What is needed: Go through the material and tally the lines containing the string "JSON". Give the total alone.

Task data:
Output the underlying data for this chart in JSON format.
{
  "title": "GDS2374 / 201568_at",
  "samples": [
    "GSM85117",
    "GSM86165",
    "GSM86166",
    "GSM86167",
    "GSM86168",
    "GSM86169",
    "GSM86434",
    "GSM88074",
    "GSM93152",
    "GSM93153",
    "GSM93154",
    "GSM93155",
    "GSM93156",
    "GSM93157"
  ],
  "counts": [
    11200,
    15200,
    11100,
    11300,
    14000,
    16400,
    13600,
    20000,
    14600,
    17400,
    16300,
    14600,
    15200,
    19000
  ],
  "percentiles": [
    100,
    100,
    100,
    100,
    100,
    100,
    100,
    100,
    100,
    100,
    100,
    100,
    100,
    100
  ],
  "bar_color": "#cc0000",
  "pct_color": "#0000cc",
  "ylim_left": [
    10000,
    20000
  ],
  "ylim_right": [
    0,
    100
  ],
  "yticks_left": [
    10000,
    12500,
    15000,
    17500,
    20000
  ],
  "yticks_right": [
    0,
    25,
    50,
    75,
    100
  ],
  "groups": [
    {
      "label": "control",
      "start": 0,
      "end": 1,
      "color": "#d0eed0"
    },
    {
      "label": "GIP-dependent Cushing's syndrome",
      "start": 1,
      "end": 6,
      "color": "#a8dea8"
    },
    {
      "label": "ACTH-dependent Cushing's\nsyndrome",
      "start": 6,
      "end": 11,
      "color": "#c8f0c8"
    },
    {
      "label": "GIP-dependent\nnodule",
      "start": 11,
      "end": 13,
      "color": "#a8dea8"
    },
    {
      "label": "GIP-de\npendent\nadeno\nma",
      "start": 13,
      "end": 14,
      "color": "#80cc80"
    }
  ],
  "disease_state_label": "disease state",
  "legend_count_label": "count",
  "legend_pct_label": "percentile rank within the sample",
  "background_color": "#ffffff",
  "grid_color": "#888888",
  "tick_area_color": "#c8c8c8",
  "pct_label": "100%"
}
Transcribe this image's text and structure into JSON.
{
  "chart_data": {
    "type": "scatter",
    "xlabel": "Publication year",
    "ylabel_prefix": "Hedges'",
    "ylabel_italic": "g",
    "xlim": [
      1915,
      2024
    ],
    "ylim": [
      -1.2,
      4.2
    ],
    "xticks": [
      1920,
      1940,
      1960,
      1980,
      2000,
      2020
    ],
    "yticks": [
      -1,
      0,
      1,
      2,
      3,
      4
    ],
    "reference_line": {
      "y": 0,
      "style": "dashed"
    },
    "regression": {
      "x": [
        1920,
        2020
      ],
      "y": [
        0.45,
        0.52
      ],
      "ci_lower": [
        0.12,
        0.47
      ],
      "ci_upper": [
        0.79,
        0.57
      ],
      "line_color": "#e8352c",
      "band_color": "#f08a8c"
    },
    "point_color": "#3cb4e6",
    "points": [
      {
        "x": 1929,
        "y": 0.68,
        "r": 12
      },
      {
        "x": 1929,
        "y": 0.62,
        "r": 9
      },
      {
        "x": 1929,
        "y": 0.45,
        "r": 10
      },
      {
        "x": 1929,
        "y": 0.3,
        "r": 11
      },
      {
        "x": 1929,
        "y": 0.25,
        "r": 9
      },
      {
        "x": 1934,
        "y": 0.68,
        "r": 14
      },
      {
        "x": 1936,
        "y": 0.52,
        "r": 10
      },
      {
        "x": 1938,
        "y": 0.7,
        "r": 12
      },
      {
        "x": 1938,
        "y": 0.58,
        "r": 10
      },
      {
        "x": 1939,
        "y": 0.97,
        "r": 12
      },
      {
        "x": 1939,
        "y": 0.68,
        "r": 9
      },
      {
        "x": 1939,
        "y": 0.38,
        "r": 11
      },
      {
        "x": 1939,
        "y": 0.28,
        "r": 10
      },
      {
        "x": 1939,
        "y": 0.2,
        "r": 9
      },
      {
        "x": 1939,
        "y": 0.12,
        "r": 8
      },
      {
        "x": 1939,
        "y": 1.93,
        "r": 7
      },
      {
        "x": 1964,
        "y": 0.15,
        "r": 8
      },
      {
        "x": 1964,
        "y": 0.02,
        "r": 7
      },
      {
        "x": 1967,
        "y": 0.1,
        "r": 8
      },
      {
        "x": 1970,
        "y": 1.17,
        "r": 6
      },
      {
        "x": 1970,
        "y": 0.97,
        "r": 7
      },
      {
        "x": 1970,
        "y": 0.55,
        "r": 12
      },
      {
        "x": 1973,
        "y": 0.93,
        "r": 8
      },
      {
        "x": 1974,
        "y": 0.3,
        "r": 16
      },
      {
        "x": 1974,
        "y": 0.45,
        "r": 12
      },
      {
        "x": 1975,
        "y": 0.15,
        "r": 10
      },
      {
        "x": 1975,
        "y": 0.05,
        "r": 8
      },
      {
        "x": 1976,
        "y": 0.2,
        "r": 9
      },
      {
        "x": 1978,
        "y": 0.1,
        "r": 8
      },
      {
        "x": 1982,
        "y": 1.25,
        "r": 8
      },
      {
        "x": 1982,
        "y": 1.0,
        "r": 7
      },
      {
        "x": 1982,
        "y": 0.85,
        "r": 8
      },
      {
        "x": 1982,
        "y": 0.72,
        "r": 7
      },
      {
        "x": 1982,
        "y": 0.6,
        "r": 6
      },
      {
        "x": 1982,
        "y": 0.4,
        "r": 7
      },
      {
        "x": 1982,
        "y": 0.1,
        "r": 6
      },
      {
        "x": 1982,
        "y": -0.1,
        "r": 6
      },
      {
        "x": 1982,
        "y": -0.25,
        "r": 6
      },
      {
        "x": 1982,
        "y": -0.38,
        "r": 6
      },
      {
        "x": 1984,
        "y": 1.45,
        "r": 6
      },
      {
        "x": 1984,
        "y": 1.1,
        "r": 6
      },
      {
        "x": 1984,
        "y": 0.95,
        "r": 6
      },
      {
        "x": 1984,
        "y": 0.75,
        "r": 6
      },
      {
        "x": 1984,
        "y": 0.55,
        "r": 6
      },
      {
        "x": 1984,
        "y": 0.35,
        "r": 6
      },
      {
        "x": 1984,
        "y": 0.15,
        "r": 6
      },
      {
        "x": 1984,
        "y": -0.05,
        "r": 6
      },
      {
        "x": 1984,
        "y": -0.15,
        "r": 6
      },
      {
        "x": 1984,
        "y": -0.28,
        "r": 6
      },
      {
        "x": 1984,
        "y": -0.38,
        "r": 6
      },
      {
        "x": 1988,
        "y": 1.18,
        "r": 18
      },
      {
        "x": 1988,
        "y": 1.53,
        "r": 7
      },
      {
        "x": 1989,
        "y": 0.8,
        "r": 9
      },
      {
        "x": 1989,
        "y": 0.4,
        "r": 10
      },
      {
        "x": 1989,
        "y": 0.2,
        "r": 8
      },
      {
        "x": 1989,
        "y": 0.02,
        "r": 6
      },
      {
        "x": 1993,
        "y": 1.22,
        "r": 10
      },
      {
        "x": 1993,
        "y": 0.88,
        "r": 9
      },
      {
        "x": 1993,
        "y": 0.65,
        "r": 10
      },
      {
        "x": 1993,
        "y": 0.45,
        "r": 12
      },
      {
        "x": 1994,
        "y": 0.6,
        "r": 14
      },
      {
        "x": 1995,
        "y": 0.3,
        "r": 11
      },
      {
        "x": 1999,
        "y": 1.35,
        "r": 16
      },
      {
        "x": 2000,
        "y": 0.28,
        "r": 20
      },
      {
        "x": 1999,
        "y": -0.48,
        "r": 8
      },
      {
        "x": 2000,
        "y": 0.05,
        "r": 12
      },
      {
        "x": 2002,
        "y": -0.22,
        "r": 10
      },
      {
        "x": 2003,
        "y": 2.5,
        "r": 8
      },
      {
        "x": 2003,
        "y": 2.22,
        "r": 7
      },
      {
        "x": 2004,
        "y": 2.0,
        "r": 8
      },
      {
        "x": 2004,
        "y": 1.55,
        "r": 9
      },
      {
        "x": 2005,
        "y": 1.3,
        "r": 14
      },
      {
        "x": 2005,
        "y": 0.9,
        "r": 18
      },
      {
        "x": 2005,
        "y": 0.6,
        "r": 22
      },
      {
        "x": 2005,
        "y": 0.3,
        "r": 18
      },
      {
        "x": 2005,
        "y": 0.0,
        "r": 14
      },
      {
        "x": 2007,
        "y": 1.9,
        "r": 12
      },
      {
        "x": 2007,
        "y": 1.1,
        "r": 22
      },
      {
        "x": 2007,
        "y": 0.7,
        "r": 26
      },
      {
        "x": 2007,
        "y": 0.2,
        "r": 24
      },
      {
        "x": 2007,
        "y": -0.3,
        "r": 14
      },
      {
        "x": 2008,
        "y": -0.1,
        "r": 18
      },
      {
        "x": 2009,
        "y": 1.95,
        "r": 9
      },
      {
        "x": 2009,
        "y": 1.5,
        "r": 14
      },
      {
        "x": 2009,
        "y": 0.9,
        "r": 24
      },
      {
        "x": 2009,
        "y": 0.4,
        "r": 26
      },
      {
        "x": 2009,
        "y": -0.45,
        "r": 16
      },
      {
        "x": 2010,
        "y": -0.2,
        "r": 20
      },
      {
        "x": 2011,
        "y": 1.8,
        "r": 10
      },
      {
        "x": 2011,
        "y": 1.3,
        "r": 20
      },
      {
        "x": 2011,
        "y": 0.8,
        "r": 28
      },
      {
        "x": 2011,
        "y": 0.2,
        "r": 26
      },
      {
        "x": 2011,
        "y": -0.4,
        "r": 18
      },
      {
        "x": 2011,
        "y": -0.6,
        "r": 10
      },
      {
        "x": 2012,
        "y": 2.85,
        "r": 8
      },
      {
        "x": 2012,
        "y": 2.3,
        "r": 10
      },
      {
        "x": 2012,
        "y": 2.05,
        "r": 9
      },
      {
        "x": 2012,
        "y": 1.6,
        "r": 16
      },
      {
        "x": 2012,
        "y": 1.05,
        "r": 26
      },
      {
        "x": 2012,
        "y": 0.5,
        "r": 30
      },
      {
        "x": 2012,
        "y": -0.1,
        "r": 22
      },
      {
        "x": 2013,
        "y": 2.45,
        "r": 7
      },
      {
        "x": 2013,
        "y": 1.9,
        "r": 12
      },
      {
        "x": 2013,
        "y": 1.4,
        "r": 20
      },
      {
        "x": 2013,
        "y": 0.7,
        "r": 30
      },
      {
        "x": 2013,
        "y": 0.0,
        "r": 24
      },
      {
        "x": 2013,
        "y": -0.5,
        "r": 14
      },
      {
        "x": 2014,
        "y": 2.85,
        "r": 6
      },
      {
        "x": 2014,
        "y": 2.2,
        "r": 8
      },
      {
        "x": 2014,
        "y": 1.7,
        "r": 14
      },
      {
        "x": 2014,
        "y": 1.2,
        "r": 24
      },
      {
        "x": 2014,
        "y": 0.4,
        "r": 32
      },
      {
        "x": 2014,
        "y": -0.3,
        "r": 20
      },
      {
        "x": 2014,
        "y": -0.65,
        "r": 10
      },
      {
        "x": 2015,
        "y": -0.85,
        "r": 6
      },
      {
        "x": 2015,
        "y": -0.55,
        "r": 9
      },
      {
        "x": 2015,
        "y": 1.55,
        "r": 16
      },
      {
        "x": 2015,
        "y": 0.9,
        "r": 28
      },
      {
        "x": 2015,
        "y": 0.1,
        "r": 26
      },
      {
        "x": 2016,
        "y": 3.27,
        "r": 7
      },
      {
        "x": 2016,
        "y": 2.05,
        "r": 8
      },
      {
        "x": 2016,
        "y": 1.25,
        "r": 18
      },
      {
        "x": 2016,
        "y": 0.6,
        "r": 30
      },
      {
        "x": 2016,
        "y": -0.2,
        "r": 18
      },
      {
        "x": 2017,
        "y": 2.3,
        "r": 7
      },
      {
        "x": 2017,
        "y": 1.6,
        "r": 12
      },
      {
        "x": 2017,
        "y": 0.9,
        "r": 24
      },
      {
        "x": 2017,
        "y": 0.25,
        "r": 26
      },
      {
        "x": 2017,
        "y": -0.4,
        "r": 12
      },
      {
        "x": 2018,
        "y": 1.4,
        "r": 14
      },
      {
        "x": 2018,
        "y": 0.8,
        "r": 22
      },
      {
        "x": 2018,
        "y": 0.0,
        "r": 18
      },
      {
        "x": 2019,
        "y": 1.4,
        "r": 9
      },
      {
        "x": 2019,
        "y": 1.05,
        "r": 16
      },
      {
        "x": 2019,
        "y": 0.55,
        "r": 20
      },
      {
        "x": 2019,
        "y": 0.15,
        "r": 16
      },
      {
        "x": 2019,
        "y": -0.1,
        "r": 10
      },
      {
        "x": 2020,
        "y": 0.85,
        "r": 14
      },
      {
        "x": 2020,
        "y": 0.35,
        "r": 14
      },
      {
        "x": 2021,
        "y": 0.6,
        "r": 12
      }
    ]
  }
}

Answer to the exercise: 2